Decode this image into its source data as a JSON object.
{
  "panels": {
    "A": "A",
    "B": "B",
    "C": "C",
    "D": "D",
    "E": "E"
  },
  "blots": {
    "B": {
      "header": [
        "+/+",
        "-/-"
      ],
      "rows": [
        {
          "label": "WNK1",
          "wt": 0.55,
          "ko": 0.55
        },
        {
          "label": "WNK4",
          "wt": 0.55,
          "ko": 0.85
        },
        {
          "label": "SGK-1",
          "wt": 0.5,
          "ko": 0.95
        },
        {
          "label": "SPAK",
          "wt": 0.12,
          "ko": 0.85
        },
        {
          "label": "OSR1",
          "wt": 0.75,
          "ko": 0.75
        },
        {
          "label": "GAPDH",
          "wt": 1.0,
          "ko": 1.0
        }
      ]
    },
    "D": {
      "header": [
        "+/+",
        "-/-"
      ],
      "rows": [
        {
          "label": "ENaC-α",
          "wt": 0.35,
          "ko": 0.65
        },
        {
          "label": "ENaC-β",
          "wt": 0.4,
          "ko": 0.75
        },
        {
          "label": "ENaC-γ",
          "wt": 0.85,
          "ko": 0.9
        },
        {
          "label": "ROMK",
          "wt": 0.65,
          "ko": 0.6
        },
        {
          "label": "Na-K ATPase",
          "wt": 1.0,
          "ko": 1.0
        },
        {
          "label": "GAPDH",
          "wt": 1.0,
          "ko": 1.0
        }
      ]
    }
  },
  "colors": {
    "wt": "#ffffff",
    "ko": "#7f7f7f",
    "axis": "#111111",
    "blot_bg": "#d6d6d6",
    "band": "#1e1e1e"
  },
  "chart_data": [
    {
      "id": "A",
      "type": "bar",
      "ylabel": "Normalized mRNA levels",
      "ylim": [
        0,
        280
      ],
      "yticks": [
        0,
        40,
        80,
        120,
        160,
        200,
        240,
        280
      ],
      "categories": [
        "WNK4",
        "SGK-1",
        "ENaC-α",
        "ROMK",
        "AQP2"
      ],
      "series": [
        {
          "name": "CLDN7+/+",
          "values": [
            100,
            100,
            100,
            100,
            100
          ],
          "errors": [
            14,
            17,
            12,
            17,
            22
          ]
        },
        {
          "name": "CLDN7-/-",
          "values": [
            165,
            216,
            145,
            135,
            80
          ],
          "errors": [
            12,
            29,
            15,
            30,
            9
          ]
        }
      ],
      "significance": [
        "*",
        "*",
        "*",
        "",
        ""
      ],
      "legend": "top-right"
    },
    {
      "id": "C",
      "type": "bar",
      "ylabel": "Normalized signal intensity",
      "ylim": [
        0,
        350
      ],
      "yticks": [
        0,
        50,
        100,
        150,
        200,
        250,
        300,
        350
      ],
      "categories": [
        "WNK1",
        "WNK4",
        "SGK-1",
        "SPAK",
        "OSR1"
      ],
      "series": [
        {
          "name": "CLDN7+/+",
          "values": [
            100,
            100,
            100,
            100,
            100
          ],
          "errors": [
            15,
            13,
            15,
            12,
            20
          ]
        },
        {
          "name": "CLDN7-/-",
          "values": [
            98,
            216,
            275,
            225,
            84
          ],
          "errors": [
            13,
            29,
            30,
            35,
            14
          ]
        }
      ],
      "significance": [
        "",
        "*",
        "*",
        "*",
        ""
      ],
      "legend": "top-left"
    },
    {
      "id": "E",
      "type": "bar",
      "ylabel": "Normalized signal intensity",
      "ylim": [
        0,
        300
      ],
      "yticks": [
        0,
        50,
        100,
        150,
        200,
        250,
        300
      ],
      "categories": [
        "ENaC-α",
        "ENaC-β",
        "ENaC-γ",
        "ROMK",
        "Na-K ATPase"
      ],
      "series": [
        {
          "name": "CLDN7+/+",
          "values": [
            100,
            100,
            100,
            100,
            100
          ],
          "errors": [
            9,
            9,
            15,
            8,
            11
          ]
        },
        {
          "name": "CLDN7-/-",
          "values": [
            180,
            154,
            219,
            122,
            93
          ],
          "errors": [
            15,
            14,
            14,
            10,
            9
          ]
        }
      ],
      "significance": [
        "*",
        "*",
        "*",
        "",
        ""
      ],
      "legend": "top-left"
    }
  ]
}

=====

*Activity:* Could you copy each line above word for word?

*Result of this task:*
Decode this image into its source data as a JSON object.
{
  "panels": {
    "A": "A",
    "B": "B",
    "C": "C",
    "D": "D",
    "E": "E"
  },
  "blots": {
    "B": {
      "header": [
        "+/+",
        "-/-"
      ],
      "rows": [
        {
          "label": "WNK1",
          "wt": 0.55,
          "ko": 0.55
        },
        {
          "label": "WNK4",
          "wt": 0.55,
          "ko": 0.85
        },
        {
          "label": "SGK-1",
          "wt": 0.5,
          "ko": 0.95
        },
        {
          "label": "SPAK",
          "wt": 0.12,
          "ko": 0.85
        },
        {
          "label": "OSR1",
          "wt": 0.75,
          "ko": 0.75
        },
        {
          "label": "GAPDH",
          "wt": 1.0,
          "ko": 1.0
        }
      ]
    },
    "D": {
      "header": [
        "+/+",
        "-/-"
      ],
      "rows": [
        {
          "label": "ENaC-α",
          "wt": 0.35,
          "ko": 0.65
        },
        {
          "label": "ENaC-β",
          "wt": 0.4,
          "ko": 0.75
        },
        {
          "label": "ENaC-γ",
          "wt": 0.85,
          "ko": 0.9
        },
        {
          "label": "ROMK",
          "wt": 0.65,
          "ko": 0.6
        },
        {
          "label": "Na-K ATPase",
          "wt": 1.0,
          "ko": 1.0
        },
        {
          "label": "GAPDH",
          "wt": 1.0,
          "ko": 1.0
        }
      ]
    }
  },
  "colors": {
    "wt": "#ffffff",
    "ko": "#7f7f7f",
    "axis": "#111111",
    "blot_bg": "#d6d6d6",
    "band": "#1e1e1e"
  },
  "chart_data": [
    {
      "id": "A",
      "type": "bar",
      "ylabel": "Normalized mRNA levels",
      "ylim": [
        0,
        280
      ],
      "yticks": [
        0,
        40,
        80,
        120,
        160,
        200,
        240,
        280
      ],
      "categories": [
        "WNK4",
        "SGK-1",
        "ENaC-α",
        "ROMK",
        "AQP2"
      ],
      "series": [
        {
          "name": "CLDN7+/+",
          "values": [
            100,
            100,
            100,
            100,
            100
          ],
          "errors": [
            14,
            17,
            12,
            17,
            22
          ]
        },
        {
          "name": "CLDN7-/-",
          "values": [
            165,
            216,
            145,
            135,
            80
          ],
          "errors": [
            12,
            29,
            15,
            30,
            9
          ]
        }
      ],
      "significance": [
        "*",
        "*",
        "*",
        "",
        ""
      ],
      "legend": "top-right"
    },
    {
      "id": "C",
      "type": "bar",
      "ylabel": "Normalized signal intensity",
      "ylim": [
        0,
        350
      ],
      "yticks": [
        0,
        50,
        100,
        150,
        200,
        250,
        300,
        350
      ],
      "categories": [
        "WNK1",
        "WNK4",
        "SGK-1",
        "SPAK",
        "OSR1"
      ],
      "series": [
        {
          "name": "CLDN7+/+",
          "values": [
            100,
            100,
            100,
            100,
            100
          ],
          "errors": [
            15,
            13,
            15,
            12,
            20
          ]
        },
        {
          "name": "CLDN7-/-",
          "values": [
            98,
            216,
            275,
            225,
            84
          ],
          "errors": [
            13,
            29,
            30,
            35,
            14
          ]
        }
      ],
      "significance": [
        "",
        "*",
        "*",
        "*",
        ""
      ],
      "legend": "top-left"
    },
    {
      "id": "E",
      "type": "bar",
      "ylabel": "Normalized signal intensity",
      "ylim": [
        0,
        300
      ],
      "yticks": [
        0,
        50,
        100,
        150,
        200,
        250,
        300
      ],
      "categories": [
        "ENaC-α",
        "ENaC-β",
        "ENaC-γ",
        "ROMK",
        "Na-K ATPase"
      ],
      "series": [
        {
          "name": "CLDN7+/+",
          "values": [
            100,
            100,
            100,
            100,
            100
          ],
          "errors": [
            9,
            9,
            15,
            8,
            11
          ]
        },
        {
          "name": "CLDN7-/-",
          "values": [
            180,
            154,
            219,
            122,
            93
          ],
          "errors": [
            15,
            14,
            14,
            10,
            9
          ]
        }
      ],
      "significance": [
        "*",
        "*",
        "*",
        "",
        ""
      ],
      "legend": "top-left"
    }
  ]
}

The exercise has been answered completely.